EXERCISE INSTRUCTIONS:
Copy out exactly the lines running from the one with "Give me the" through the final line, both ends included, and nothing else. Pictures stay out of the copy.

═════ DATA LISTING

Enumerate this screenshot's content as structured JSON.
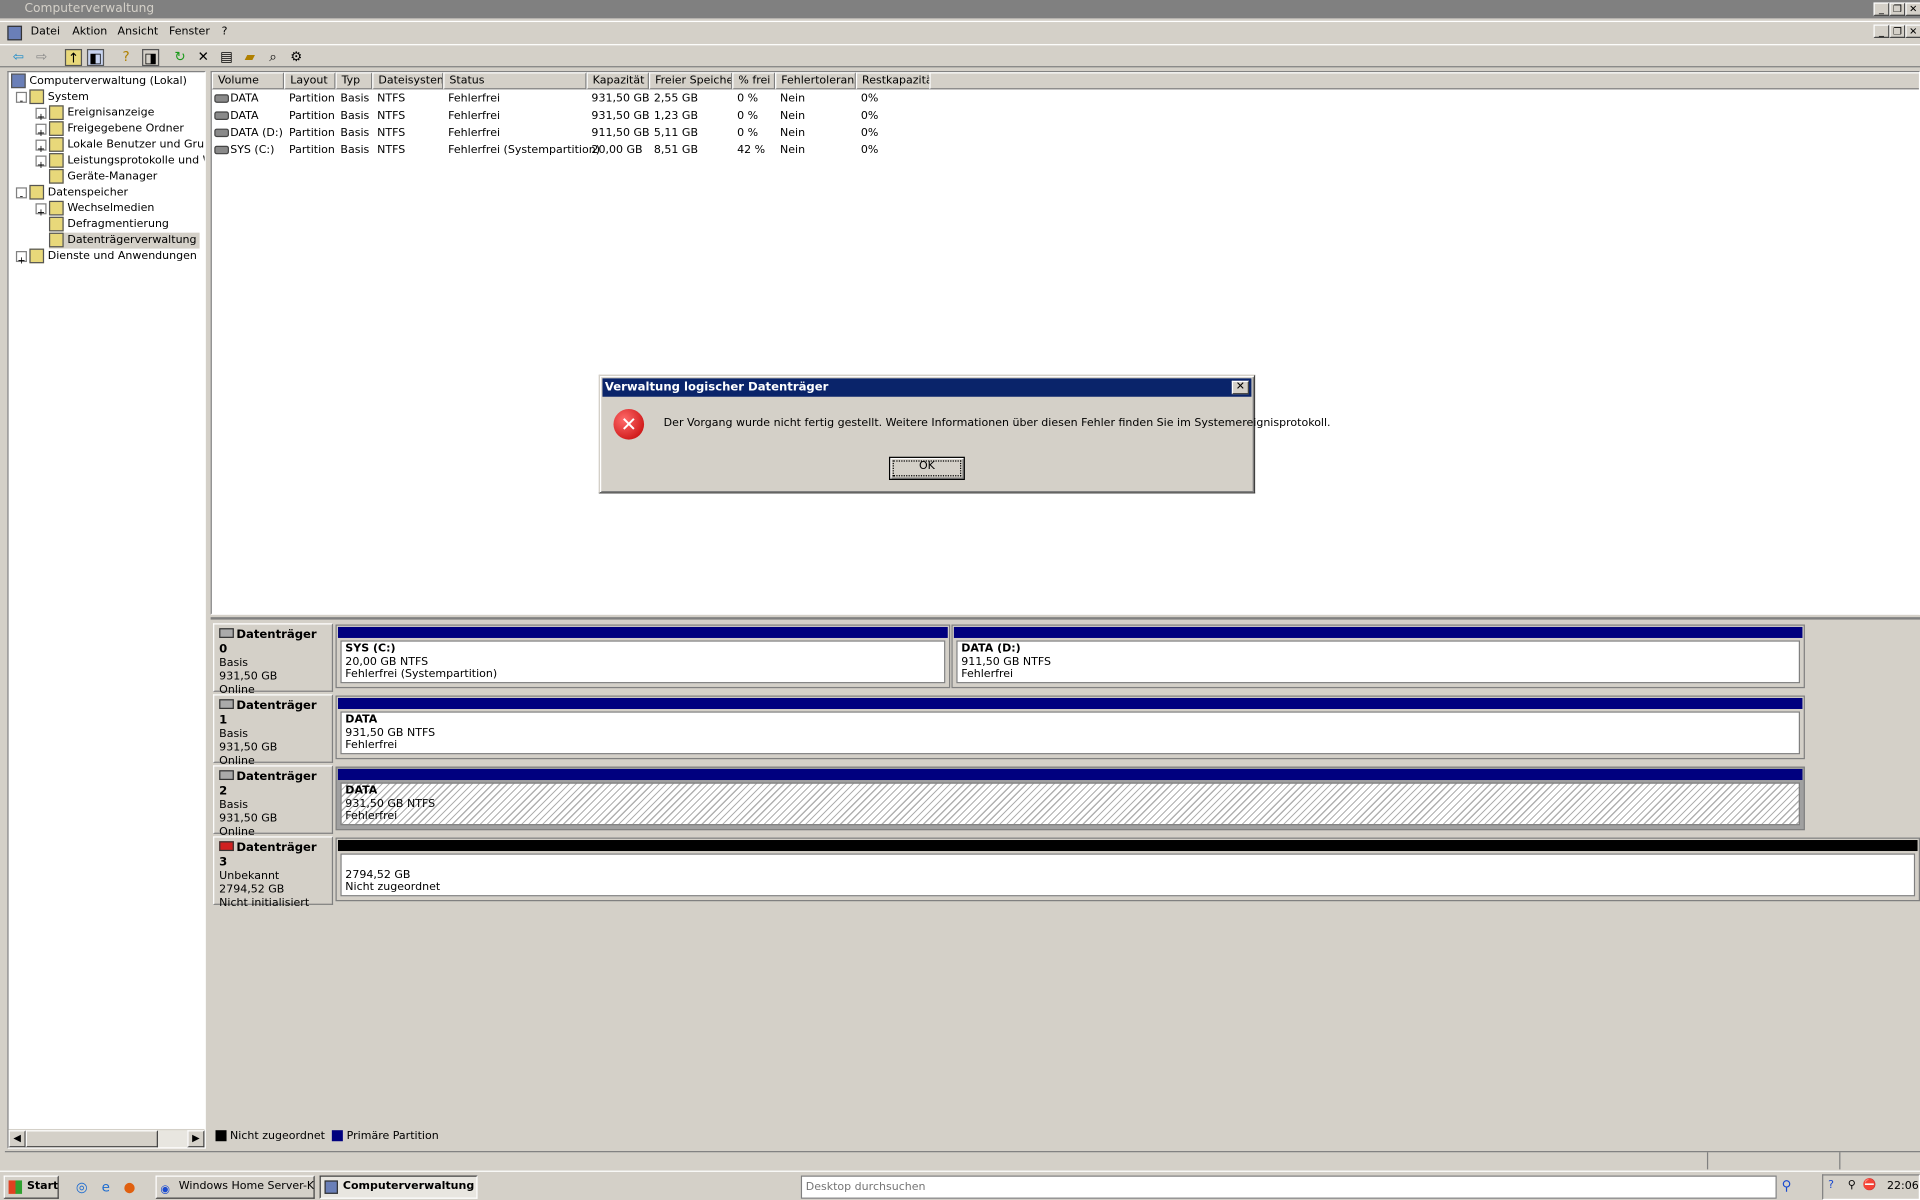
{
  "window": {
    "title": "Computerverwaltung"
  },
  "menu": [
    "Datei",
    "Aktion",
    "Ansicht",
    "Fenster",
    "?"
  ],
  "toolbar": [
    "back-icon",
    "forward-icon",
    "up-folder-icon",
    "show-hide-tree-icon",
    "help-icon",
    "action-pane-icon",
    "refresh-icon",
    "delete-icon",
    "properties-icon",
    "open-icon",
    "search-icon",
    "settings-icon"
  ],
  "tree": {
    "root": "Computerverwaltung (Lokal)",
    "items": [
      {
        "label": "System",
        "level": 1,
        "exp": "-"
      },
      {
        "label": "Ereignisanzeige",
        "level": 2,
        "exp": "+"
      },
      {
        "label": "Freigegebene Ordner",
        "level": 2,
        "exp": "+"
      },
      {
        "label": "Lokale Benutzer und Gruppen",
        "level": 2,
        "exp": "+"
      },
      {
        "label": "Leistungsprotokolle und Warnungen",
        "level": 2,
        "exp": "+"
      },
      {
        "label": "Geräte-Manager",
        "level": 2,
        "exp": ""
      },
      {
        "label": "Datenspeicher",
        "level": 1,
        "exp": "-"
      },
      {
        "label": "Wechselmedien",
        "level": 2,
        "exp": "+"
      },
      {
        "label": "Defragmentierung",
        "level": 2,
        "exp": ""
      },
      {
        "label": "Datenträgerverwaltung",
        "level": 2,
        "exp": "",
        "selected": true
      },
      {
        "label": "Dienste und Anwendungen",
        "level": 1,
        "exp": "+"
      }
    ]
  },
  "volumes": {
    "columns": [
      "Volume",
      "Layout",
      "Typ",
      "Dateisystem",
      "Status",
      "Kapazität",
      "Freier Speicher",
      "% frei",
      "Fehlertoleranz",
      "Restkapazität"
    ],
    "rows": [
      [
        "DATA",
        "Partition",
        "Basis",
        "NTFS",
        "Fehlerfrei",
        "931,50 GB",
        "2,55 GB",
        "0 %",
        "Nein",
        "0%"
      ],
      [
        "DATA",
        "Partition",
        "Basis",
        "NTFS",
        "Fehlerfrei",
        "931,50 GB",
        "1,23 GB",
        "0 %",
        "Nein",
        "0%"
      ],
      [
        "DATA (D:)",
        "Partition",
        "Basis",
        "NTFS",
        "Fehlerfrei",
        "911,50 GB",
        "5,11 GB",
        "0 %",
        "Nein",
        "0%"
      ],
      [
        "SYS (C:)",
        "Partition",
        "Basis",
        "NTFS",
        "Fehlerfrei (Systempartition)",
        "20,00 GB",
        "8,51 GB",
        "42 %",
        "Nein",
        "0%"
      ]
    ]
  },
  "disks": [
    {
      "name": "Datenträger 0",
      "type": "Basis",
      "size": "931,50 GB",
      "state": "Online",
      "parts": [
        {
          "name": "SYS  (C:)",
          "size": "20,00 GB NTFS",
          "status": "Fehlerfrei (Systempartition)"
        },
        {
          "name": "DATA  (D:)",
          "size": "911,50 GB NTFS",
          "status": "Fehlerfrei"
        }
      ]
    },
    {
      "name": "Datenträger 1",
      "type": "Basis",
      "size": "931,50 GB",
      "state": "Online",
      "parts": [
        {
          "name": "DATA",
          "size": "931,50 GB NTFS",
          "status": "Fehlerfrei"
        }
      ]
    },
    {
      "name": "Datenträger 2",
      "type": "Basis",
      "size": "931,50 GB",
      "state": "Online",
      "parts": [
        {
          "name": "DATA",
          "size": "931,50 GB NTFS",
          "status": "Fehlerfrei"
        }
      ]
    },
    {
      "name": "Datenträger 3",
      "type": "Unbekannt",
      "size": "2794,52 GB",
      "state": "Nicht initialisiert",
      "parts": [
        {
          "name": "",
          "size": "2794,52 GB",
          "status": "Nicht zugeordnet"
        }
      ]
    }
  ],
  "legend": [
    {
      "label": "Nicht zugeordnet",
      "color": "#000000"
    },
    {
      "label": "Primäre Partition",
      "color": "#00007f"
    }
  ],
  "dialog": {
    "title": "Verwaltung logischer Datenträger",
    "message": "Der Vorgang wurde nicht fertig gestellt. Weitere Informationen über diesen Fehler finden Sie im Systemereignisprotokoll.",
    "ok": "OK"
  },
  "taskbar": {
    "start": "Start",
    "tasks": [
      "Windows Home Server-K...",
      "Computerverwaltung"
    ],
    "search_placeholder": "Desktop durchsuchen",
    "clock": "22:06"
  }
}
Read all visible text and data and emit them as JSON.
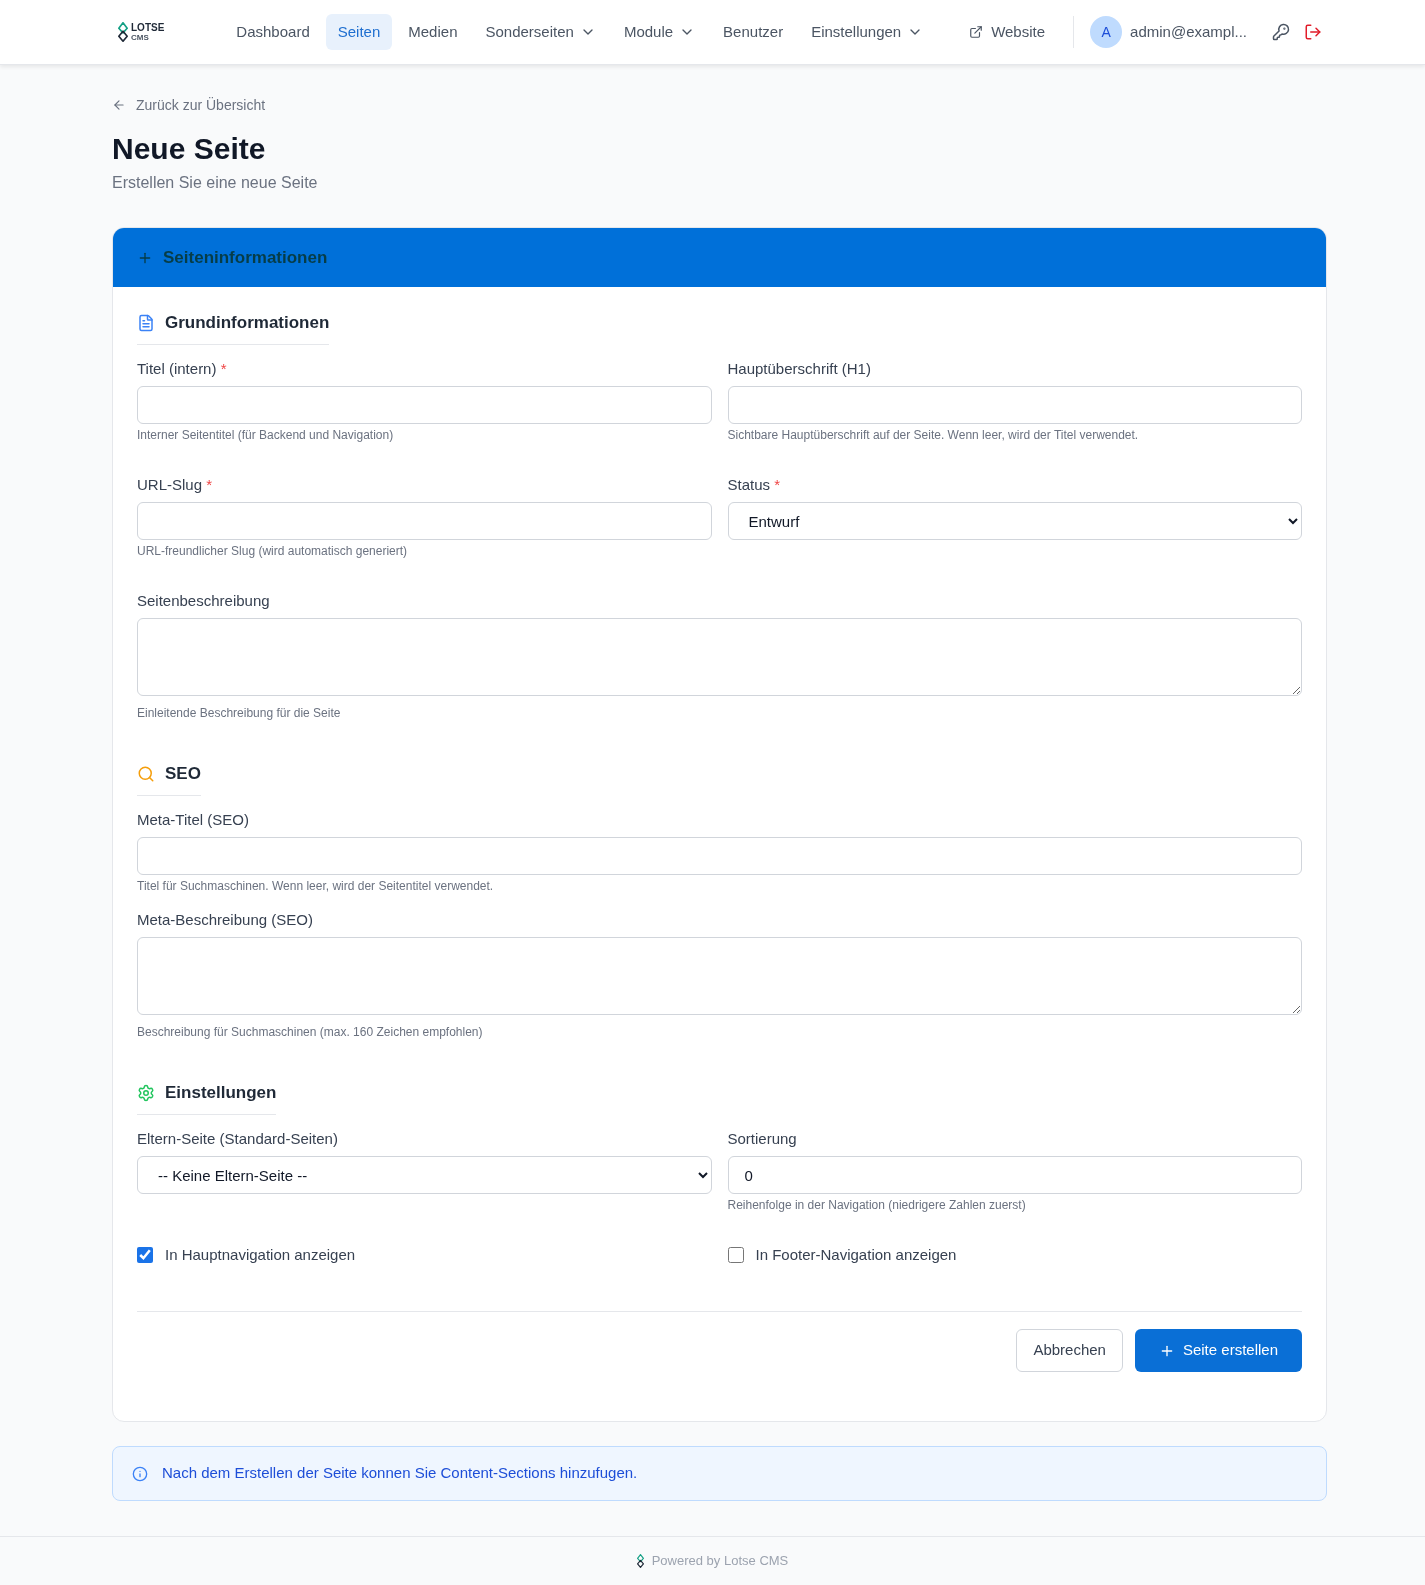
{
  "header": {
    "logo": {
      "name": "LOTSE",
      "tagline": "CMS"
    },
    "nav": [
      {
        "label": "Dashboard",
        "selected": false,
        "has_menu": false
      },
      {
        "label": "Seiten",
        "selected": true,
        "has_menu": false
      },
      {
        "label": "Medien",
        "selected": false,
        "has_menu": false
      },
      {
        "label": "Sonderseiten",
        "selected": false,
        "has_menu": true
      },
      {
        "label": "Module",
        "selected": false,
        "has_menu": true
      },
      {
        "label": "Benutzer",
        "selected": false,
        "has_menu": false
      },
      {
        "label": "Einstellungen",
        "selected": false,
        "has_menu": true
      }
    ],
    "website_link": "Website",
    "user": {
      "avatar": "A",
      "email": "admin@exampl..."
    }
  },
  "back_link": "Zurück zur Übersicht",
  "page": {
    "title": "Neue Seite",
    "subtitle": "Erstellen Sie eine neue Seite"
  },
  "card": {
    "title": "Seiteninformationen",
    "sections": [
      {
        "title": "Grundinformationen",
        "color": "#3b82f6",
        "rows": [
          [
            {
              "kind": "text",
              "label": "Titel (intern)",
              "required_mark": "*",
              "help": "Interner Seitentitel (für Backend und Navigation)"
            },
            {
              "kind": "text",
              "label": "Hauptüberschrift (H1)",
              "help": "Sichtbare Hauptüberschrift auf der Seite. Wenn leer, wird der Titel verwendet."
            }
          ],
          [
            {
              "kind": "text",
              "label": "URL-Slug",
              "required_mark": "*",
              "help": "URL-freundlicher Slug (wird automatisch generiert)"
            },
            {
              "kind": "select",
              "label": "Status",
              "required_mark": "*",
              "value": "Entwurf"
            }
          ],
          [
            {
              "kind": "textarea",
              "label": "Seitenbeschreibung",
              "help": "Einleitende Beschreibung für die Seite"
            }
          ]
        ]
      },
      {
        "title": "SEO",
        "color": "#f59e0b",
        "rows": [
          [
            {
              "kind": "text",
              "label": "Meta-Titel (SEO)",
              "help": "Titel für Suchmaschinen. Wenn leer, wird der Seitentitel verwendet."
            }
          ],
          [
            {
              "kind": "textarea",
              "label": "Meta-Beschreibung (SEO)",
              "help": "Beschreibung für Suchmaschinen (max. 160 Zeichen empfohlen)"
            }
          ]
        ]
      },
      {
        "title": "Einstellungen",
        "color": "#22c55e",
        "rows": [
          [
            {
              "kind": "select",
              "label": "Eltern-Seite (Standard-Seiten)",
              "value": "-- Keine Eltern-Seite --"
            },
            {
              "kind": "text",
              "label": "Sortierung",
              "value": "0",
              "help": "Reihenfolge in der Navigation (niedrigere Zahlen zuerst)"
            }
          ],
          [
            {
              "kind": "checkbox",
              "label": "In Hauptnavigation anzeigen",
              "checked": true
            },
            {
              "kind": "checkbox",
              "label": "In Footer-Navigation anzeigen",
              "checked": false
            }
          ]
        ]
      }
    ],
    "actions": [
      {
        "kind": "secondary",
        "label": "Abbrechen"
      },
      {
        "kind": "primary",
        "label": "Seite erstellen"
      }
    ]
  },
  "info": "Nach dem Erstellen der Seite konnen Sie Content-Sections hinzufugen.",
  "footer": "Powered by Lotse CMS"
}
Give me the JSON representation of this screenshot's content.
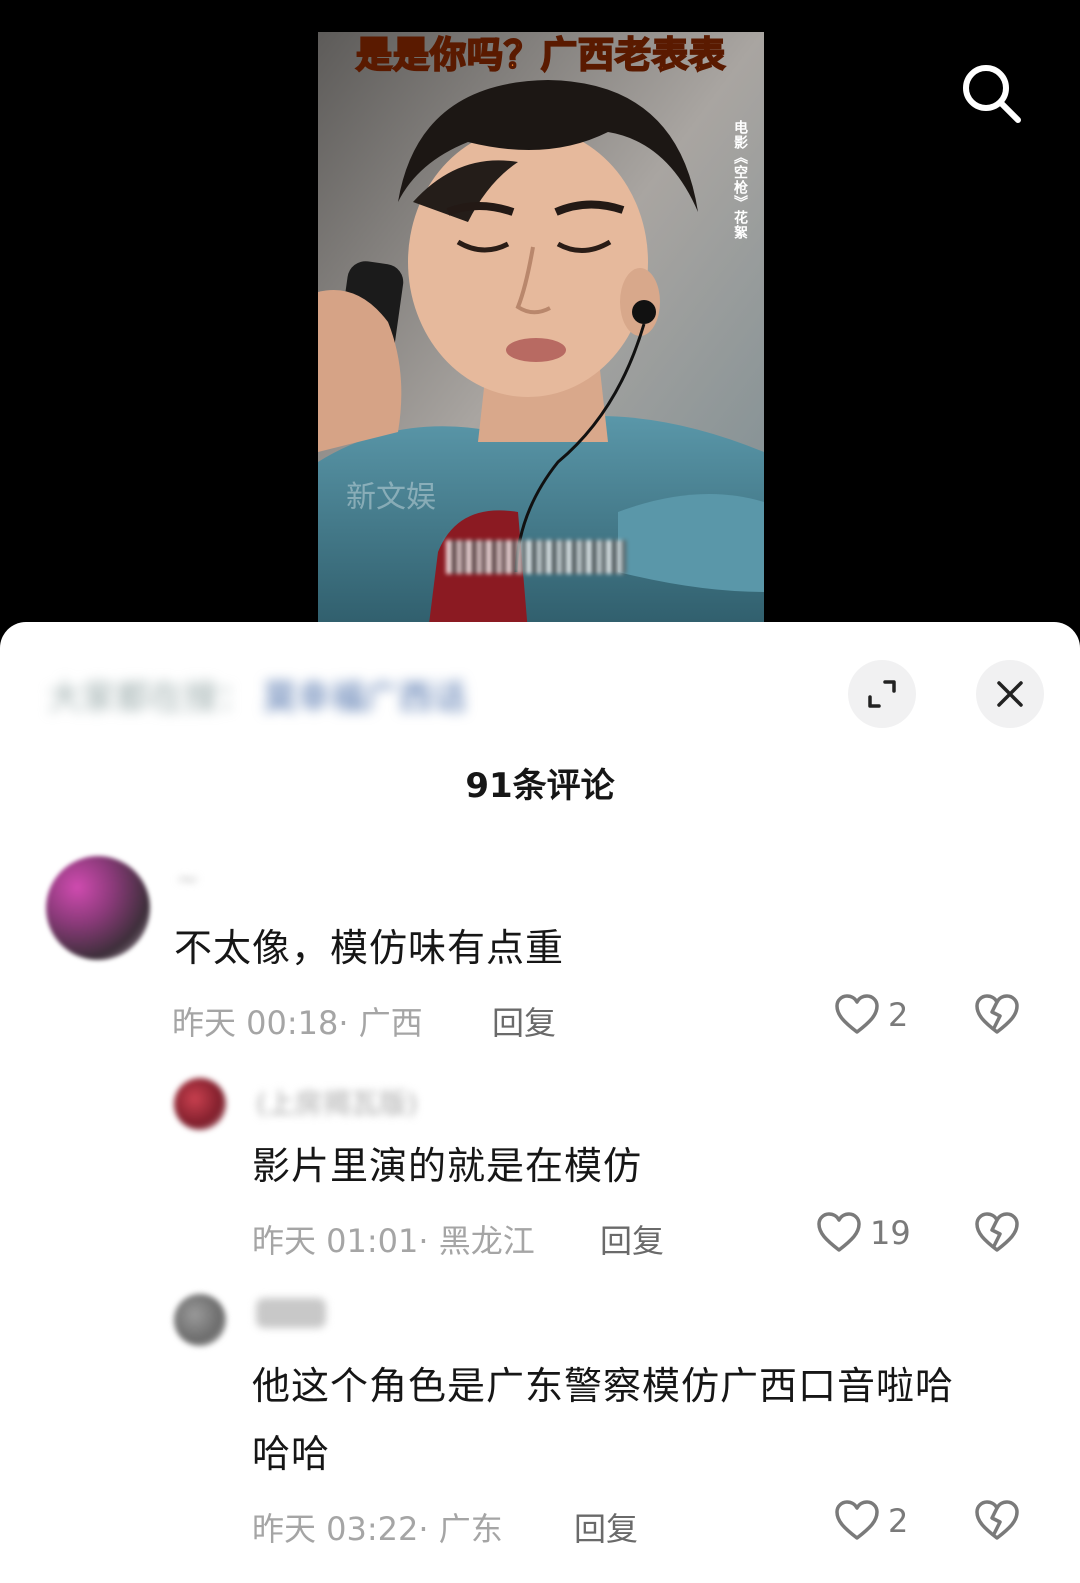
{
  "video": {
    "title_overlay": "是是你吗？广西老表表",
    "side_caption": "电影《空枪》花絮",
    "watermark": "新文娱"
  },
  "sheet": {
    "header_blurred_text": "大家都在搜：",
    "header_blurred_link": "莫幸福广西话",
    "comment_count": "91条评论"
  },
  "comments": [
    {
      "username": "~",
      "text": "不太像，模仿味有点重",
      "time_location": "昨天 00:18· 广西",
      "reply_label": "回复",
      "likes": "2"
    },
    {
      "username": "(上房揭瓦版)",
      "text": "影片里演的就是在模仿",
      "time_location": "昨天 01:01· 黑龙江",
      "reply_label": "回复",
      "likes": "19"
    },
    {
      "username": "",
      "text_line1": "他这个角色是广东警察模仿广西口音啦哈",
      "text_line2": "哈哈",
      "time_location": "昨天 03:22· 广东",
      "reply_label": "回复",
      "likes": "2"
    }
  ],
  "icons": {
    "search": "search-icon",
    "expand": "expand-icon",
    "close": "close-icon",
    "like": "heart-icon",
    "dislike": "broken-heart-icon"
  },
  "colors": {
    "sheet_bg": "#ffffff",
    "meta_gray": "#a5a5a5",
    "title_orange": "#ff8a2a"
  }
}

══════════

REPLY:
Give me the JSON representation of this screenshot's content.
{
  "video": {
    "title_overlay": "是是你吗？广西老表表",
    "side_caption": "电影《空枪》花絮",
    "watermark": "新文娱"
  },
  "sheet": {
    "header_blurred_text": "大家都在搜：",
    "header_blurred_link": "莫幸福广西话",
    "comment_count": "91条评论"
  },
  "comments": [
    {
      "username": "~",
      "text": "不太像，模仿味有点重",
      "time_location": "昨天 00:18· 广西",
      "reply_label": "回复",
      "likes": "2"
    },
    {
      "username": "(上房揭瓦版)",
      "text": "影片里演的就是在模仿",
      "time_location": "昨天 01:01· 黑龙江",
      "reply_label": "回复",
      "likes": "19"
    },
    {
      "username": "",
      "text_line1": "他这个角色是广东警察模仿广西口音啦哈",
      "text_line2": "哈哈",
      "time_location": "昨天 03:22· 广东",
      "reply_label": "回复",
      "likes": "2"
    }
  ],
  "icons": {
    "search": "search-icon",
    "expand": "expand-icon",
    "close": "close-icon",
    "like": "heart-icon",
    "dislike": "broken-heart-icon"
  },
  "colors": {
    "sheet_bg": "#ffffff",
    "meta_gray": "#a5a5a5",
    "title_orange": "#ff8a2a"
  }
}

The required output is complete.